▶ **ESTRATTO**
Giorno per giorno – 08 Agosto 2017

Carissimi,
“Subito dopo ordinò ai discepoli di salire sulla barca e di precederlo sull’altra sponda, mentre egli avrebbe congedato la folla. Congedata la folla, salì sul monte, solo, a pregare. Venuta la sera, egli se ne stava ancora solo lassù. La barca intanto distava già qualche miglio da terra ed era agitata dalle onde, a causa del vento contrario” (Mt 14, 22-24). Prove generali di come sappiamo cavarcela nell’assenza di Gesù. E, come rischiò di finire male allora, così ogni volta. La barca su cui ci ordina di salire, non è probabilmente solo la chiesa, come si è portati a pensare, è già la comunità umana lanciata verso il futuro (“l’altra sponda”). Dopo che Lui ci ha insegnato, mostrandecelo nel segno del pane condiviso, in cosa dovrebbe consistere il convivere umano. E noi ce lo dimentichiamo così facilmente, che si resta presto preda dei marosi, le forze di morte, che segnano l’esilio a cui abbiamo condannato Dio, senza più sapere come governare la barca. Il rischio è che noi, anche se lui prende l’iniziativa di presentarsi, lo si scambi per un fantasma, per ciò che non è, immagine di un dio che incute paura, invece che riflesso del Padre che non può cessare di amarci e che ci vorrebbe tutti fratelli. A questo punto c’è solo bisogno di qualcuno che si faccia animo e che, credendo davvero che l’ Io-sono di Dio si dà soltanto nella forma del Gesù che si è dato a conoscere, accetti l’avventura impossibile di farsi incontro a lui che ritorna a noi, scontando qualche sempre possibile crisi di fede, cui si porrà rimedio con l’invocazione che è anche il nome e il fondamento di ciò in cui si crede – “Signore, salvami!” o semplicemente “Gesù!”, che è “Dio-salva”. Dopo di che, ricuperato Dio e il suo significato alla nostra navigazione, potremo procedere in tutta tranquilità la nostra traversata. Fino alla prossima volta.

Oggi la Chiesa le memorie di Domenico di Guzman, fondatore dei Frati Predicatori, di Bonifacia Rodríguez Castro, fondatrice delle Serve di san Giuseppe, e di Maria Elena MacKillop, fondatrice delle suore di san Giuseppe del Sacro Cuore di Gesù.

Nato nel 1170 a Caleruega, nella Vecchia Castiglia (Spagna), quando, a 15 anni, ancora studente, viene a contatto con le miserie causate dalle continue guerre e dalla carestia, Domenico vende le suppellettili della propria stanza e le preziose pergamene per costituire un fondo per i poveri. A chi gli esprime stupore per quel gesto risponde: “Come posso studiare su pelli morte, mentre tanti miei fratelli muoiono di fame?”. Terminati gli studi, a 24 anni, il giovane entra tra i “canonici regolari” della cattedrale di Osma, dove viene consacrato sacerdote. Desideroso di recarsi in missione tra le popolazioni pagane, accetta tuttavia dal papa Innocenzo III l’incarico di dedicarsi a predicare contro la diffusione dell’eresia albigese, in Francia. Assieme ad alcuni amici fonda nel 1215 l’ordine dei frati predicatori. Convinto che il maggior ostacolo alla conversione sia la ricchezza materiale di gran parte del clero, decide che il suo ordine viva in povertà e semplicità. Negli ultimi anni, l’Ordine dimentica il primitivo impegno ad usare la “logica della persuasione e non della forza” per convincere le persone della verità cristiana, tanto che molti dei suoi frati diventano membri attivi dell’Inquisizione. Sfinito dal lavoro apostolico ed estenuato dalle grandi penitenze, Domenico muore il 6 agosto 1221, circondato dai suoi frati, nel convento di Bologna. Lungo i secoli molti dei suoi seguaci sarebbero stati esempio di difesa dei diritti dei più poveri, di impegno per la giustizia sociale, di testimonianza all’Evangelo del Regno, fino al dono della vita.

▶ **COMPITO BREVE 1**
Rispondi a queste domande sul brano:
(a) Quale passo del Vangelo viene citato all'inizio?
(b) Di quale congregazione è fondatrice Bonifacia Rodríguez Castro?
(c) In che anno e in quale località nasce Domenico?
▶ **COMPITO BREVE 2**
Sostituisci «Localize» con «Locate» nelle righe dei dati, dalla prima fino a quella che contiene «- archive-path-icon[interactable]: 7z: [172, 196, 192, 210]», entrambe incluse. Riporta solo queste righe, lasciando invariato tutto il resto.

▶ **RIGHE GREZZE**
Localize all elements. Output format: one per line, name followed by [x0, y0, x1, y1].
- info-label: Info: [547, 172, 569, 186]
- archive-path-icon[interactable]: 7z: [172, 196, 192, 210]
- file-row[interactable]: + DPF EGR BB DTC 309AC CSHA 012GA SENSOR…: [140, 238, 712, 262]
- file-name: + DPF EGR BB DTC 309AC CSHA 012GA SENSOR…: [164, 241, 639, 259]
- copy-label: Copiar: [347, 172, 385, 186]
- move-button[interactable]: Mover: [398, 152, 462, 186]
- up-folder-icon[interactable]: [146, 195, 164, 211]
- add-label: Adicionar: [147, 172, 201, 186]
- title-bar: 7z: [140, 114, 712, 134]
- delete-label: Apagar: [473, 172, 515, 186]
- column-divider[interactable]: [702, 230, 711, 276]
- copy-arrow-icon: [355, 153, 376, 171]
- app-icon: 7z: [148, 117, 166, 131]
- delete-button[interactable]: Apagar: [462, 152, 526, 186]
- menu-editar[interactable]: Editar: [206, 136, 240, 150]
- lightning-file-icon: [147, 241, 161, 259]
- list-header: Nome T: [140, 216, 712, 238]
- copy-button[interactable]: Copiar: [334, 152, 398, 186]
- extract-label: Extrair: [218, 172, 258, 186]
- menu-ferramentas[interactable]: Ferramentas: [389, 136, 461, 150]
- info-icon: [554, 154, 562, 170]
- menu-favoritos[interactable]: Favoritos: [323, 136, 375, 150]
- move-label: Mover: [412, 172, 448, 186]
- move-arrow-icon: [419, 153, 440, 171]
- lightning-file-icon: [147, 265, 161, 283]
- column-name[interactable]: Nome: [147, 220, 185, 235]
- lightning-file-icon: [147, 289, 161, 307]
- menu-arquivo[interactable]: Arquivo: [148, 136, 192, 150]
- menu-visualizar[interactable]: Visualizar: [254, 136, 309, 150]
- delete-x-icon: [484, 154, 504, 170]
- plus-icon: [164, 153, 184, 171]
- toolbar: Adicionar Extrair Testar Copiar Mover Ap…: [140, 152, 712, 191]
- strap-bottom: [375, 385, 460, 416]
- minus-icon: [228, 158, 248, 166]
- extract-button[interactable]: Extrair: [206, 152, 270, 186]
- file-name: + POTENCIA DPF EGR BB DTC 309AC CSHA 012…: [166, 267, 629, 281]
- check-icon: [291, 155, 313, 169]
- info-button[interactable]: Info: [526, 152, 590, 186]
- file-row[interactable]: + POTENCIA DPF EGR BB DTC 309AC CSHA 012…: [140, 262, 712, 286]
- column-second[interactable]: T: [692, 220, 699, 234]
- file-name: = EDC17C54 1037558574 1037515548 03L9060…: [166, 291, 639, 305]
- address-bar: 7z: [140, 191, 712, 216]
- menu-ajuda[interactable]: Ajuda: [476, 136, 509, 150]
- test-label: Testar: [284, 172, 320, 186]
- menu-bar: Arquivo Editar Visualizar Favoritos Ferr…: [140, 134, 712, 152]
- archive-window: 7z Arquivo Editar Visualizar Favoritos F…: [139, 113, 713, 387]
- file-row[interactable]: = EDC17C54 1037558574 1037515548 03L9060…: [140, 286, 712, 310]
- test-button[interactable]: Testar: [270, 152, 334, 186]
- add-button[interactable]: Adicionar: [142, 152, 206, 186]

▶ **SOLUZIONE SCRITTA 1**
(a) Mt 14, 22-24.
(b) Delle Serve di san Giuseppe.
(c) Nel 1170, a Caleruega, nella Vecchia Castiglia (Spagna).

▶ **SOLUZIONE SCRITTA 2**
Locate all elements. Output format: one per line, name followed by [x0, y0, x1, y1].
- info-label: Info: [547, 172, 569, 186]
- archive-path-icon[interactable]: 7z: [172, 196, 192, 210]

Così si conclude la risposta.